Every line of the listing must be reproduced as it stands. Leave the images behind.
----
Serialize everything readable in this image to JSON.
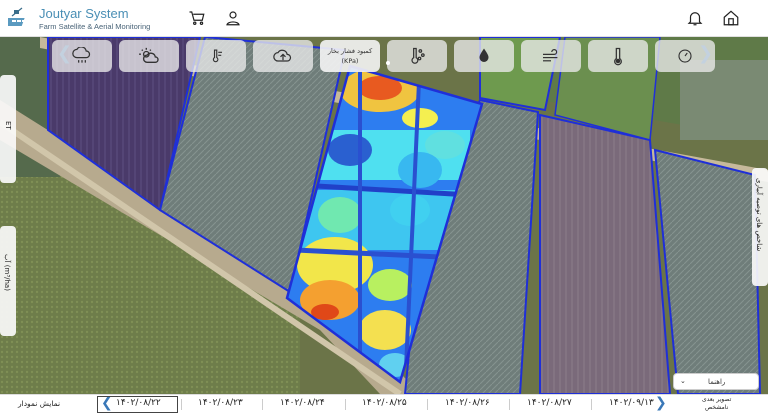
{
  "header": {
    "title": "Joutyar System",
    "subtitle": "Farm Satellite & Aerial Monitoring",
    "accent": "#4a8fb5",
    "icons": [
      "cart-icon",
      "user-icon",
      "bell-icon",
      "home-icon"
    ]
  },
  "toolbar": {
    "active_label": "کمبود فشار بخار",
    "active_unit": "(KPa)",
    "icons": [
      "cloud-rain-icon",
      "sun-cloud-icon",
      "thermometer-wind-icon",
      "cloud-upload-icon",
      "vpd-icon",
      "thermometer-dots-icon",
      "water-drop-icon",
      "wind-icon",
      "thermometer-icon",
      "gauge-icon"
    ]
  },
  "side": {
    "left_top": "ET",
    "left_bottom": "آب (m³/ha)",
    "right": "شاخص های توصیه آبیاری"
  },
  "dropdown": {
    "value": "راهنما"
  },
  "timeline": {
    "show_chart": "نمایش نمودار",
    "dates": [
      "۱۴۰۲/۰۸/۲۲",
      "۱۴۰۲/۰۸/۲۳",
      "۱۴۰۲/۰۸/۲۴",
      "۱۴۰۲/۰۸/۲۵",
      "۱۴۰۲/۰۸/۲۶",
      "۱۴۰۲/۰۸/۲۷",
      "۱۴۰۲/۰۹/۱۳"
    ],
    "selected": "۱۴۰۲/۰۸/۲۲",
    "last_line1": "تصویر بعدی",
    "last_line2": "نامشخص"
  }
}
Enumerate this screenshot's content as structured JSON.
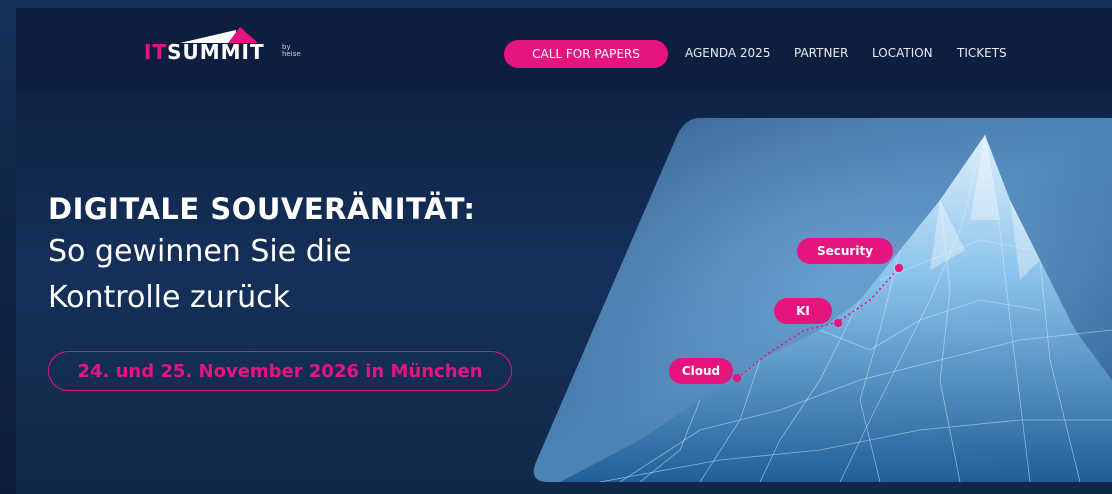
{
  "brand": {
    "logo_it": "IT",
    "logo_summit": "SUMMIT",
    "logo_by_line1": "by",
    "logo_by_line2": "heise",
    "accent_color": "#e6147f",
    "nav_bg_color": "#0e1e3f"
  },
  "nav": {
    "cta": "CALL FOR PAPERS",
    "links": [
      "AGENDA 2025",
      "PARTNER",
      "LOCATION",
      "TICKETS"
    ]
  },
  "hero": {
    "headline": "DIGITALE SOUVERÄNITÄT:",
    "subline_1": "So gewinnen Sie die",
    "subline_2": "Kontrolle zurück",
    "date_pill": "24. und 25. November 2026 in München"
  },
  "mountain_tags": [
    "Security",
    "KI",
    "Cloud"
  ]
}
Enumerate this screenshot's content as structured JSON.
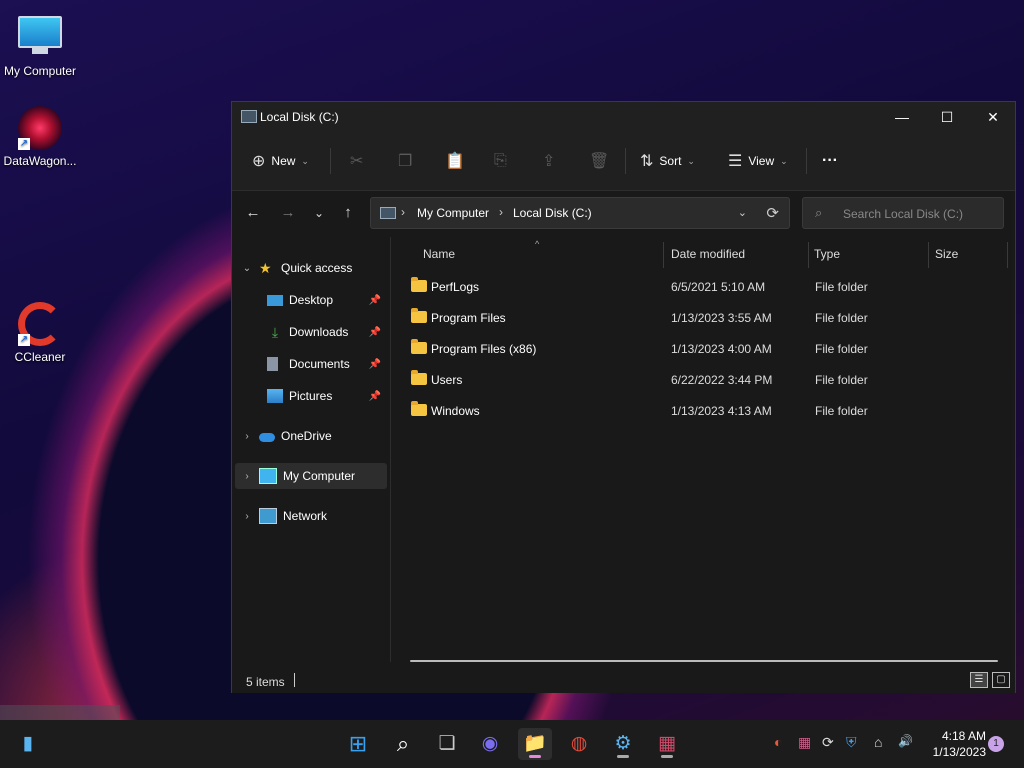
{
  "desktop": {
    "icons": [
      {
        "label": "My Computer",
        "icon": "monitor-icon"
      },
      {
        "label": "DataWagon...",
        "icon": "datawagon-icon"
      },
      {
        "label": "CCleaner",
        "icon": "ccleaner-icon"
      }
    ]
  },
  "window": {
    "title": "Local Disk (C:)",
    "controls": {
      "minimize": "—",
      "maximize": "☐",
      "close": "✕"
    }
  },
  "toolbar": {
    "new_label": "New",
    "sort_label": "Sort",
    "view_label": "View",
    "more_label": "···",
    "icons": {
      "new": "⊕",
      "cut": "✂",
      "copy": "❐",
      "paste": "📋",
      "rename": "⎘",
      "share": "⇪",
      "delete": "🗑",
      "sort": "⇅",
      "view": "☰"
    }
  },
  "nav": {
    "back": "←",
    "forward": "→",
    "recent": "⌄",
    "up": "↑",
    "breadcrumb": [
      "My Computer",
      "Local Disk (C:)"
    ],
    "crumb_sep": "›",
    "refresh": "⟳",
    "search_placeholder": "Search Local Disk (C:)",
    "search_icon": "⌕"
  },
  "sidebar": {
    "quick_access": "Quick access",
    "items": [
      {
        "label": "Desktop",
        "pinned": true
      },
      {
        "label": "Downloads",
        "pinned": true
      },
      {
        "label": "Documents",
        "pinned": true
      },
      {
        "label": "Pictures",
        "pinned": true
      }
    ],
    "onedrive": "OneDrive",
    "my_computer": "My Computer",
    "network": "Network",
    "pin_glyph": "📌",
    "expanded_glyph": "⌄",
    "collapsed_glyph": "›"
  },
  "list": {
    "columns": {
      "name": "Name",
      "date": "Date modified",
      "type": "Type",
      "size": "Size"
    },
    "sort_indicator": "^",
    "rows": [
      {
        "name": "PerfLogs",
        "date": "6/5/2021 5:10 AM",
        "type": "File folder",
        "size": ""
      },
      {
        "name": "Program Files",
        "date": "1/13/2023 3:55 AM",
        "type": "File folder",
        "size": ""
      },
      {
        "name": "Program Files (x86)",
        "date": "1/13/2023 4:00 AM",
        "type": "File folder",
        "size": ""
      },
      {
        "name": "Users",
        "date": "6/22/2022 3:44 PM",
        "type": "File folder",
        "size": ""
      },
      {
        "name": "Windows",
        "date": "1/13/2023 4:13 AM",
        "type": "File folder",
        "size": ""
      }
    ]
  },
  "status": {
    "item_count": "5 items",
    "details_view_glyph": "☰",
    "tiles_view_glyph": "▢"
  },
  "taskbar": {
    "icons": {
      "widgets": "▮",
      "start": "⊞",
      "search": "⌕",
      "task_view": "❏",
      "chat": "◉",
      "explorer": "📁",
      "chrome": "◍",
      "control_panel": "⚙",
      "winrar": "▦"
    },
    "tray": {
      "ccleaner": "◐",
      "winrar": "▦",
      "update": "⟳",
      "defender": "⛨",
      "network": "⌂",
      "volume": "🔊"
    },
    "time": "4:18 AM",
    "date": "1/13/2023",
    "notifications": "1"
  }
}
----
=== Final result ===
Serialize everything readable in this image to JSON.
{
  "header": {
    "title": "Joutyar System",
    "subtitle": "Farm Satellite & Aerial Monitoring",
    "accent": "#4a8fb5",
    "icons": [
      "cart-icon",
      "user-icon",
      "bell-icon",
      "home-icon"
    ]
  },
  "toolbar": {
    "active_label": "کمبود فشار بخار",
    "active_unit": "(KPa)",
    "icons": [
      "cloud-rain-icon",
      "sun-cloud-icon",
      "thermometer-wind-icon",
      "cloud-upload-icon",
      "vpd-icon",
      "thermometer-dots-icon",
      "water-drop-icon",
      "wind-icon",
      "thermometer-icon",
      "gauge-icon"
    ]
  },
  "side": {
    "left_top": "ET",
    "left_bottom": "آب (m³/ha)",
    "right": "شاخص های توصیه آبیاری"
  },
  "dropdown": {
    "value": "راهنما"
  },
  "timeline": {
    "show_chart": "نمایش نمودار",
    "dates": [
      "۱۴۰۲/۰۸/۲۲",
      "۱۴۰۲/۰۸/۲۳",
      "۱۴۰۲/۰۸/۲۴",
      "۱۴۰۲/۰۸/۲۵",
      "۱۴۰۲/۰۸/۲۶",
      "۱۴۰۲/۰۸/۲۷",
      "۱۴۰۲/۰۹/۱۳"
    ],
    "selected": "۱۴۰۲/۰۸/۲۲",
    "last_line1": "تصویر بعدی",
    "last_line2": "نامشخص"
  }
}
Enumerate this screenshot's content as structured JSON.
{
  "brand": {
    "logo_it": "IT",
    "logo_summit": "SUMMIT",
    "logo_by_line1": "by",
    "logo_by_line2": "heise",
    "accent_color": "#e6147f",
    "nav_bg_color": "#0e1e3f"
  },
  "nav": {
    "cta": "CALL FOR PAPERS",
    "links": [
      "AGENDA 2025",
      "PARTNER",
      "LOCATION",
      "TICKETS"
    ]
  },
  "hero": {
    "headline": "DIGITALE SOUVERÄNITÄT:",
    "subline_1": "So gewinnen Sie die",
    "subline_2": "Kontrolle zurück",
    "date_pill": "24. und 25. November 2026 in München"
  },
  "mountain_tags": [
    "Security",
    "KI",
    "Cloud"
  ]
}
Enumerate this screenshot's content as structured JSON.
{
  "desktop": {
    "icons": [
      {
        "label": "My Computer",
        "icon": "monitor-icon"
      },
      {
        "label": "DataWagon...",
        "icon": "datawagon-icon"
      },
      {
        "label": "CCleaner",
        "icon": "ccleaner-icon"
      }
    ]
  },
  "window": {
    "title": "Local Disk (C:)",
    "controls": {
      "minimize": "—",
      "maximize": "☐",
      "close": "✕"
    }
  },
  "toolbar": {
    "new_label": "New",
    "sort_label": "Sort",
    "view_label": "View",
    "more_label": "···",
    "icons": {
      "new": "⊕",
      "cut": "✂",
      "copy": "❐",
      "paste": "📋",
      "rename": "⎘",
      "share": "⇪",
      "delete": "🗑",
      "sort": "⇅",
      "view": "☰"
    }
  },
  "nav": {
    "back": "←",
    "forward": "→",
    "recent": "⌄",
    "up": "↑",
    "breadcrumb": [
      "My Computer",
      "Local Disk (C:)"
    ],
    "crumb_sep": "›",
    "refresh": "⟳",
    "search_placeholder": "Search Local Disk (C:)",
    "search_icon": "⌕"
  },
  "sidebar": {
    "quick_access": "Quick access",
    "items": [
      {
        "label": "Desktop",
        "pinned": true
      },
      {
        "label": "Downloads",
        "pinned": true
      },
      {
        "label": "Documents",
        "pinned": true
      },
      {
        "label": "Pictures",
        "pinned": true
      }
    ],
    "onedrive": "OneDrive",
    "my_computer": "My Computer",
    "network": "Network",
    "pin_glyph": "📌",
    "expanded_glyph": "⌄",
    "collapsed_glyph": "›"
  },
  "list": {
    "columns": {
      "name": "Name",
      "date": "Date modified",
      "type": "Type",
      "size": "Size"
    },
    "sort_indicator": "^",
    "rows": [
      {
        "name": "PerfLogs",
        "date": "6/5/2021 5:10 AM",
        "type": "File folder",
        "size": ""
      },
      {
        "name": "Program Files",
        "date": "1/13/2023 3:55 AM",
        "type": "File folder",
        "size": ""
      },
      {
        "name": "Program Files (x86)",
        "date": "1/13/2023 4:00 AM",
        "type": "File folder",
        "size": ""
      },
      {
        "name": "Users",
        "date": "6/22/2022 3:44 PM",
        "type": "File folder",
        "size": ""
      },
      {
        "name": "Windows",
        "date": "1/13/2023 4:13 AM",
        "type": "File folder",
        "size": ""
      }
    ]
  },
  "status": {
    "item_count": "5 items",
    "details_view_glyph": "☰",
    "tiles_view_glyph": "▢"
  },
  "taskbar": {
    "icons": {
      "widgets": "▮",
      "start": "⊞",
      "search": "⌕",
      "task_view": "❏",
      "chat": "◉",
      "explorer": "📁",
      "chrome": "◍",
      "control_panel": "⚙",
      "winrar": "▦"
    },
    "tray": {
      "ccleaner": "◐",
      "winrar": "▦",
      "update": "⟳",
      "defender": "⛨",
      "network": "⌂",
      "volume": "🔊"
    },
    "time": "4:18 AM",
    "date": "1/13/2023",
    "notifications": "1"
  }
}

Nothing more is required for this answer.